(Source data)
__________________________________________________

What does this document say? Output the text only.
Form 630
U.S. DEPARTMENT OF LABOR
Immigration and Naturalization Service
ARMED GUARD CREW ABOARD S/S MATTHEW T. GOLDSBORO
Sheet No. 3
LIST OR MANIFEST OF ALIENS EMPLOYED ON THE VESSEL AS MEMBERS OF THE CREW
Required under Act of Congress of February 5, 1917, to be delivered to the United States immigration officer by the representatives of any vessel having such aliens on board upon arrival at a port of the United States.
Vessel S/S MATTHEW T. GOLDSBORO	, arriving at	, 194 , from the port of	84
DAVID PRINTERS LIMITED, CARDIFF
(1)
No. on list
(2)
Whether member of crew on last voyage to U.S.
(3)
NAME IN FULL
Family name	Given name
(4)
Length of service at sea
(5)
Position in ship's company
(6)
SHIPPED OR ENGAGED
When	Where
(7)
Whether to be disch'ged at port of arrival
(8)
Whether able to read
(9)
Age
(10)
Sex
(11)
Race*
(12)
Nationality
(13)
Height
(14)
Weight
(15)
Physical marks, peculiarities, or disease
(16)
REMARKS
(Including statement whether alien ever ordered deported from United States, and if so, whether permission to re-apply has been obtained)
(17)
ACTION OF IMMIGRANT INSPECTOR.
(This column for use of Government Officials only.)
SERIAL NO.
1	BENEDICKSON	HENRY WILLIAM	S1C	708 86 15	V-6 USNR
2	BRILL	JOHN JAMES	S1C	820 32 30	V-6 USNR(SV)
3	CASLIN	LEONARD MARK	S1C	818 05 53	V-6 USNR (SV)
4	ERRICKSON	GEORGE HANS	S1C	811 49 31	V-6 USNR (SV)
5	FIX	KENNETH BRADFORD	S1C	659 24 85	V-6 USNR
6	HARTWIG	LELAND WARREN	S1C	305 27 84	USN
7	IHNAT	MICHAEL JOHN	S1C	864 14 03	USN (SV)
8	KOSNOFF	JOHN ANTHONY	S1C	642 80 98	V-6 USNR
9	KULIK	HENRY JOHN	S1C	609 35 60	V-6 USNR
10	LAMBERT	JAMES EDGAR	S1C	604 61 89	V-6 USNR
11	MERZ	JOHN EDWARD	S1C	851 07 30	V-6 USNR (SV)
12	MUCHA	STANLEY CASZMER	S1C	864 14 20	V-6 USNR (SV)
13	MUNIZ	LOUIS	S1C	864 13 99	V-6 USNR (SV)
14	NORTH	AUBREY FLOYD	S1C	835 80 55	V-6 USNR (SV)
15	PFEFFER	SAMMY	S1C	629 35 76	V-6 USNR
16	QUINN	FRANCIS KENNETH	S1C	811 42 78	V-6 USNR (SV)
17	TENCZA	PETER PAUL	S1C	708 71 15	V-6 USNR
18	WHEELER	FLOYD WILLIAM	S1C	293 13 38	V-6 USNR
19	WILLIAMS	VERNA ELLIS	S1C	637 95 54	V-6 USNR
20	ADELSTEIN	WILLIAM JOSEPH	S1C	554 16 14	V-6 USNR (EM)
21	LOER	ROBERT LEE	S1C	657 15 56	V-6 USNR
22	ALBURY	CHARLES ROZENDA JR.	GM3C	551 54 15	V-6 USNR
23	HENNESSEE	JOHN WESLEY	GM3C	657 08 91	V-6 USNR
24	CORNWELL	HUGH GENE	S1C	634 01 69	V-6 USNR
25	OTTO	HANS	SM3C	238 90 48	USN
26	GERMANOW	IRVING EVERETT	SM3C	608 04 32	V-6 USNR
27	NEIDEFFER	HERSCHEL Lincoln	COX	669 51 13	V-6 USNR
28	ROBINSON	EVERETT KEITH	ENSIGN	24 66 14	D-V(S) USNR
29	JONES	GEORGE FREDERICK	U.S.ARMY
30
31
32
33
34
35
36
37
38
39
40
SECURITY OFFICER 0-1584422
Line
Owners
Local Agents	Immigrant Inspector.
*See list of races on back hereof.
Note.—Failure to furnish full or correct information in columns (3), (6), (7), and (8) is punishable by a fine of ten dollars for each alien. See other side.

__________________________________________________

* _THE PROBLEM_
Copy whichever lines in the listing above contain the word "HENRY".

* _RESPONSE_
1	BENEDICKSON	HENRY WILLIAM	S1C	708 86 15	V-6 USNR
9	KULIK	HENRY JOHN	S1C	609 35 60	V-6 USNR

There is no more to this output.